** Begin DATA LISTING **

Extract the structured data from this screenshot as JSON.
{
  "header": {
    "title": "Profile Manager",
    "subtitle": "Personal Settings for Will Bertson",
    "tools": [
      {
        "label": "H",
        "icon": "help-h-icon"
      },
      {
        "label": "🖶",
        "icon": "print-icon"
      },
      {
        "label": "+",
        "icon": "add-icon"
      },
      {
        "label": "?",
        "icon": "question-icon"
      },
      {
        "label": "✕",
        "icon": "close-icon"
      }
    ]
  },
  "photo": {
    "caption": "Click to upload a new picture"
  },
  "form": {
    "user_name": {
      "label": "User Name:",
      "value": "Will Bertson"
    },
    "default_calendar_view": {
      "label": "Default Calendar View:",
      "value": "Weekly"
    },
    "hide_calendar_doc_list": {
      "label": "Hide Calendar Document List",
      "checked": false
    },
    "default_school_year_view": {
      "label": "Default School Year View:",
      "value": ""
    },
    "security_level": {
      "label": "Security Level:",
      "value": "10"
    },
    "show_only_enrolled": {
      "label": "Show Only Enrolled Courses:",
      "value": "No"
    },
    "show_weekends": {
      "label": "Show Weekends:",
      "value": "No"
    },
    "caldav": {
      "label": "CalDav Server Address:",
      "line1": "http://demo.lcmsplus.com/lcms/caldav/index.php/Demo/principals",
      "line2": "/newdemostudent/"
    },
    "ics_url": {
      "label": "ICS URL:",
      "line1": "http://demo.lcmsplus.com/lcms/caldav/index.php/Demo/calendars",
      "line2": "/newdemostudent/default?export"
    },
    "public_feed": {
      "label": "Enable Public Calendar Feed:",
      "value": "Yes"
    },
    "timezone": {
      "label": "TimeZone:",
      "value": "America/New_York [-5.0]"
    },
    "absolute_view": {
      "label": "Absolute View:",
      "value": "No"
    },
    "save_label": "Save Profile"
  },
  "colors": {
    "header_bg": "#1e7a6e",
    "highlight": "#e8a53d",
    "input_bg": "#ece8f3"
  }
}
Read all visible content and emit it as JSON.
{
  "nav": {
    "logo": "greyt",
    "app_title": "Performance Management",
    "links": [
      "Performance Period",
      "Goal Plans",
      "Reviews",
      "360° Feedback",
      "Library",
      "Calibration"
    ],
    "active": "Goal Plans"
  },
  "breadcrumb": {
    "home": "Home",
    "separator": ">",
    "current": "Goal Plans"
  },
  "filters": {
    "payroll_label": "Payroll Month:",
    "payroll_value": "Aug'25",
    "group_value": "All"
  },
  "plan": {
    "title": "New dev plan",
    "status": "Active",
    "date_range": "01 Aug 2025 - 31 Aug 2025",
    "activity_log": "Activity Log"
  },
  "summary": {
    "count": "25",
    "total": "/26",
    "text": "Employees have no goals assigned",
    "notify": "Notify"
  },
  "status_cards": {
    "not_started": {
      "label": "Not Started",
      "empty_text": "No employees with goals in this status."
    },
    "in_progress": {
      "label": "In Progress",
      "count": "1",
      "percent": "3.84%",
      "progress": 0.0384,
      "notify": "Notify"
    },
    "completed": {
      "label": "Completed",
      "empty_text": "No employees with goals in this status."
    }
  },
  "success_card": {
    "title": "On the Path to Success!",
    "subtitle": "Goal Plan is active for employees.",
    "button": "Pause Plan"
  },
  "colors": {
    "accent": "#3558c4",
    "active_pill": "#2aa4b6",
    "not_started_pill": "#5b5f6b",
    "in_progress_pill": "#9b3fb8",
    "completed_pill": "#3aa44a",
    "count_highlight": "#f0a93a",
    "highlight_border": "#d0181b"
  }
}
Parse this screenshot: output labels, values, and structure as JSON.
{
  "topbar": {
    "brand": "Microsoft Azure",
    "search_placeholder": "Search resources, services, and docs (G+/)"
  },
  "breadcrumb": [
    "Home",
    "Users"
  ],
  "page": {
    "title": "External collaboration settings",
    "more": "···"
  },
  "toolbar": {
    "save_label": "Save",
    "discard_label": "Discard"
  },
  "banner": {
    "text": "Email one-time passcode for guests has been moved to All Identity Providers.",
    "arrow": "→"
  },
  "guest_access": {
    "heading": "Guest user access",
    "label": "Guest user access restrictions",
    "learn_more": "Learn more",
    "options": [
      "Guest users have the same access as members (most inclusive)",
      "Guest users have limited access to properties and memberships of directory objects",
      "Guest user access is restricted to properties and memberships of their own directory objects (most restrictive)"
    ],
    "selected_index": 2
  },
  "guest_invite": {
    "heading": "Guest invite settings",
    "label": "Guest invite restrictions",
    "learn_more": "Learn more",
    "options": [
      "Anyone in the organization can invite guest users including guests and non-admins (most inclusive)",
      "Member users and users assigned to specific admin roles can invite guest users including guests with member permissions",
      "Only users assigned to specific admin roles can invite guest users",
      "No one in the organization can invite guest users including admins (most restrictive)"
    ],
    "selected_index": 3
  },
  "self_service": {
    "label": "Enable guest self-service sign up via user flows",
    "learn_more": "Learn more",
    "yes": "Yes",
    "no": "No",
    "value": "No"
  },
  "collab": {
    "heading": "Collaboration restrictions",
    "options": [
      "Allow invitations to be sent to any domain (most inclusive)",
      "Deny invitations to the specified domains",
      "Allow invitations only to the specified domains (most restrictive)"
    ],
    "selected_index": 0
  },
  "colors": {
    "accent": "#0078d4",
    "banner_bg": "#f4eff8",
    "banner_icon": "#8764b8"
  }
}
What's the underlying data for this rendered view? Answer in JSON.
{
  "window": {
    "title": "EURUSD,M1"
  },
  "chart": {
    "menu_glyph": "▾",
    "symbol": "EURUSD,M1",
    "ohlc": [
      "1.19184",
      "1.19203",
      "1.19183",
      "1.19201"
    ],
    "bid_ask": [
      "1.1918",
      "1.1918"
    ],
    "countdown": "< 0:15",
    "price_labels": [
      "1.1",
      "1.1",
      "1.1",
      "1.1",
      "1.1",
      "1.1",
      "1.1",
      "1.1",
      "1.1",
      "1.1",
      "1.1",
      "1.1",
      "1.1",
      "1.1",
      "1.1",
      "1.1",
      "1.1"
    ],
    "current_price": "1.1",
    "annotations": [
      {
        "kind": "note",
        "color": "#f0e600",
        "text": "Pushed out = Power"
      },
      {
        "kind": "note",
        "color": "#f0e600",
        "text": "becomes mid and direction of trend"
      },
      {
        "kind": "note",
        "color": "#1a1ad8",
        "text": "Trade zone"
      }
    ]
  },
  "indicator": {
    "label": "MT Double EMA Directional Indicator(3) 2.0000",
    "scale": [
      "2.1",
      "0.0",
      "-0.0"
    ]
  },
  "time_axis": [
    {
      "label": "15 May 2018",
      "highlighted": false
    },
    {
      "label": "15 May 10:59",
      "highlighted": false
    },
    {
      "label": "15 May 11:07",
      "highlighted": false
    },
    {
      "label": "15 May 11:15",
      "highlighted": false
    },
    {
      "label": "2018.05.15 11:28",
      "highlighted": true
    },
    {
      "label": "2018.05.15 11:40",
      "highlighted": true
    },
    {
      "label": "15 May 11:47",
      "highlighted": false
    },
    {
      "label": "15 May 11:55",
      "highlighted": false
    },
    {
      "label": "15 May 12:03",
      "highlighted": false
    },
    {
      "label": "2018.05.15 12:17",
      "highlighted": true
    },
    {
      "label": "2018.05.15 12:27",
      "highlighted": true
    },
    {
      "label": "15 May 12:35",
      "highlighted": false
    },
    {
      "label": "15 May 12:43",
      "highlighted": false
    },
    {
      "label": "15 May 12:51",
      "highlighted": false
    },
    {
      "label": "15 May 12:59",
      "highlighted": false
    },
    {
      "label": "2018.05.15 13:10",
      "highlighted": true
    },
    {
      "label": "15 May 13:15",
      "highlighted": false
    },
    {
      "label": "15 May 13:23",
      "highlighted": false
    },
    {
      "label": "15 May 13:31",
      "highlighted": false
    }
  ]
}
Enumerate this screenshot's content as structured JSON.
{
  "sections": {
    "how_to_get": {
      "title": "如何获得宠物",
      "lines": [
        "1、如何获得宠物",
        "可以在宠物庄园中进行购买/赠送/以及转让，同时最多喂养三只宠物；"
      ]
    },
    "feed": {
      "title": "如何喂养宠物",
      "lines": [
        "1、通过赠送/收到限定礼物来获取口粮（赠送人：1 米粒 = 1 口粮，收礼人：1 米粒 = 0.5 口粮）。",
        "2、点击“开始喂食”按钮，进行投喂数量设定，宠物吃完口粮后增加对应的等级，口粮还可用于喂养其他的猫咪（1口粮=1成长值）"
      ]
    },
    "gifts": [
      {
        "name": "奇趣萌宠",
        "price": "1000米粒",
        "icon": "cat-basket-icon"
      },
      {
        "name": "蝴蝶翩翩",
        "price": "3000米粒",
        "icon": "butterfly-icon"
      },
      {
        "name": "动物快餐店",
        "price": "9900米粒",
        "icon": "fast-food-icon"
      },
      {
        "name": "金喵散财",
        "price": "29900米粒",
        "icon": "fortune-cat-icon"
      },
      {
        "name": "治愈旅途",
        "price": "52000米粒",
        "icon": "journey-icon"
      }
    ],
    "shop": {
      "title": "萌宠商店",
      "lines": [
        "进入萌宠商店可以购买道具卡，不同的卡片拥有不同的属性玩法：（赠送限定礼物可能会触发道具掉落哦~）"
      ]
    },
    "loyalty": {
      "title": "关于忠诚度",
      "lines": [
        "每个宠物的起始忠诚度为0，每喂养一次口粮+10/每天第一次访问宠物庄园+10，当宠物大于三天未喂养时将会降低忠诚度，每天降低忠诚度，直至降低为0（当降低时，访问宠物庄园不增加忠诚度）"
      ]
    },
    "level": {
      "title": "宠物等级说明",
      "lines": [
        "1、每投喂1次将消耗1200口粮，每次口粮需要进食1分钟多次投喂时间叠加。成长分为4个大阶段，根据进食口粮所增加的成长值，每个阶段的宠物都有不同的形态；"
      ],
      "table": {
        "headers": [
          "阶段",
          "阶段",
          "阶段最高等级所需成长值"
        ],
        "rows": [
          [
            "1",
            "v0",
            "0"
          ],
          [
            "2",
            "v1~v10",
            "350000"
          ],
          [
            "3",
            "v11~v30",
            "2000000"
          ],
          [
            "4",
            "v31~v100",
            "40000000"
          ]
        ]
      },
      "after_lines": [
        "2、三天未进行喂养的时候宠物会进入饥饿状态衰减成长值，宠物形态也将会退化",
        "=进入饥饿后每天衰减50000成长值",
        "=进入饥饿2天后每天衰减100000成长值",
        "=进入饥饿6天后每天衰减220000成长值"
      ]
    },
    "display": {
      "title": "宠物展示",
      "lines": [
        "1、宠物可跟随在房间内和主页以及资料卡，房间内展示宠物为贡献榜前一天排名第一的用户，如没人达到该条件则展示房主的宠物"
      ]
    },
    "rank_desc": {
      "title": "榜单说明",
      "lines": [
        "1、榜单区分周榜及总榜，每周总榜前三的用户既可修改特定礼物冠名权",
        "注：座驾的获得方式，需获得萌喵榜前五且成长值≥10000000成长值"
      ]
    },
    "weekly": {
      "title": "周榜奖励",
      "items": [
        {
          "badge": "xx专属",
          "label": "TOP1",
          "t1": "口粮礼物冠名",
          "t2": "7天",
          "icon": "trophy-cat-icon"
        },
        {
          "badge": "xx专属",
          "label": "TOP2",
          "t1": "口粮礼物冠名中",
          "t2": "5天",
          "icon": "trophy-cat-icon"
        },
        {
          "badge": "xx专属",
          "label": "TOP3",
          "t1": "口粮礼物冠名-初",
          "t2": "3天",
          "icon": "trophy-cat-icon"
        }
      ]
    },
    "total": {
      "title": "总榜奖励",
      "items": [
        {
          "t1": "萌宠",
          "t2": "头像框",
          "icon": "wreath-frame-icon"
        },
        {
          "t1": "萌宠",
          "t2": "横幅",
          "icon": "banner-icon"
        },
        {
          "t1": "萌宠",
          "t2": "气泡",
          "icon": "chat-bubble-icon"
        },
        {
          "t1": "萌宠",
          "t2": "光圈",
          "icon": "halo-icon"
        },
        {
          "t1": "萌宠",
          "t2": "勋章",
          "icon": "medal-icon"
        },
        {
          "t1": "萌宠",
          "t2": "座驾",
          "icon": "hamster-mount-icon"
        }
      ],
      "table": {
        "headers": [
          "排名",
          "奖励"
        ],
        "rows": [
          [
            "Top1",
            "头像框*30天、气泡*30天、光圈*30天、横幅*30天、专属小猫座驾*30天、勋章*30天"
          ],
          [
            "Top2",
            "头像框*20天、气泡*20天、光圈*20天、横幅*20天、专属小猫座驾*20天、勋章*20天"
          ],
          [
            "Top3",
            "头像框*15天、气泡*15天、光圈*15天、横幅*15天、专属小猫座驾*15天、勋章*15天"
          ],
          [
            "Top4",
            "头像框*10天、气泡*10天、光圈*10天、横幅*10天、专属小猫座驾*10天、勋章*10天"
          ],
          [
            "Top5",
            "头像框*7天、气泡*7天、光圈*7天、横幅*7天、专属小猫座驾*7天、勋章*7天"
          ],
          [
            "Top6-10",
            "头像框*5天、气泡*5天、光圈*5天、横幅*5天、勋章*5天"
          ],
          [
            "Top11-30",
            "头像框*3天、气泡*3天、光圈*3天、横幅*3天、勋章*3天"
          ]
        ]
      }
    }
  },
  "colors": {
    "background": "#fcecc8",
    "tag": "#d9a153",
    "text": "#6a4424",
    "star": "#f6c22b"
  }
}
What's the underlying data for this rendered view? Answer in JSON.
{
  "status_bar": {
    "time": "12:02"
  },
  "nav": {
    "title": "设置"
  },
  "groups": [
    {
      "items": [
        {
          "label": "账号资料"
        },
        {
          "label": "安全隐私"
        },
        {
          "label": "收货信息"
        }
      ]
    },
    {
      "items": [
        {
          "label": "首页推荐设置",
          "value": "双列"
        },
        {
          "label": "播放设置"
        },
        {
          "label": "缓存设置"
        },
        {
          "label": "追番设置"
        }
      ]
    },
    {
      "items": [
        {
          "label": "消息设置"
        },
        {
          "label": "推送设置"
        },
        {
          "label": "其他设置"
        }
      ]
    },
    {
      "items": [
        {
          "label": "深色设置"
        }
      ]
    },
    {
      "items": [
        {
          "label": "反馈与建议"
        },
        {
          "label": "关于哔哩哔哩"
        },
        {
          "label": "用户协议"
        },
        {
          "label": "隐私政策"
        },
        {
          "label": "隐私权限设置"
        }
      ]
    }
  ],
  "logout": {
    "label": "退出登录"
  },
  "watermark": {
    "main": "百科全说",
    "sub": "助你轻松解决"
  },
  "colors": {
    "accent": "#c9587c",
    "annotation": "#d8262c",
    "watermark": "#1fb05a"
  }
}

** End DATA LISTING **

STATED EXERCISE:
Search the lines for the string "专属小猫座驾" and copy every line that has it.

TASK RESULT:
            "头像框*30天、气泡*30天、光圈*30天、横幅*30天、专属小猫座驾*30天、勋章*30天"
            "头像框*20天、气泡*20天、光圈*20天、横幅*20天、专属小猫座驾*20天、勋章*20天"
            "头像框*15天、气泡*15天、光圈*15天、横幅*15天、专属小猫座驾*15天、勋章*15天"
            "头像框*10天、气泡*10天、光圈*10天、横幅*10天、专属小猫座驾*10天、勋章*10天"
            "头像框*7天、气泡*7天、光圈*7天、横幅*7天、专属小猫座驾*7天、勋章*7天"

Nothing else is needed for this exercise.